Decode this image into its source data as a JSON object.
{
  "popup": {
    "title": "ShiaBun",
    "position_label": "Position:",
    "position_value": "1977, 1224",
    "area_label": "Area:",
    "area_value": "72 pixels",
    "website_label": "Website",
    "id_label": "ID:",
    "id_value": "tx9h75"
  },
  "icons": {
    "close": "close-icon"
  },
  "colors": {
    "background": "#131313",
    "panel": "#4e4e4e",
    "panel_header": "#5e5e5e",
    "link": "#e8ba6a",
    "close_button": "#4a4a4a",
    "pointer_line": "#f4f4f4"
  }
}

- - - - - - -

** What you should do **
Give the listing above again, word for word.

** Solution **
Decode this image into its source data as a JSON object.
{
  "popup": {
    "title": "ShiaBun",
    "position_label": "Position:",
    "position_value": "1977, 1224",
    "area_label": "Area:",
    "area_value": "72 pixels",
    "website_label": "Website",
    "id_label": "ID:",
    "id_value": "tx9h75"
  },
  "icons": {
    "close": "close-icon"
  },
  "colors": {
    "background": "#131313",
    "panel": "#4e4e4e",
    "panel_header": "#5e5e5e",
    "link": "#e8ba6a",
    "close_button": "#4a4a4a",
    "pointer_line": "#f4f4f4"
  }
}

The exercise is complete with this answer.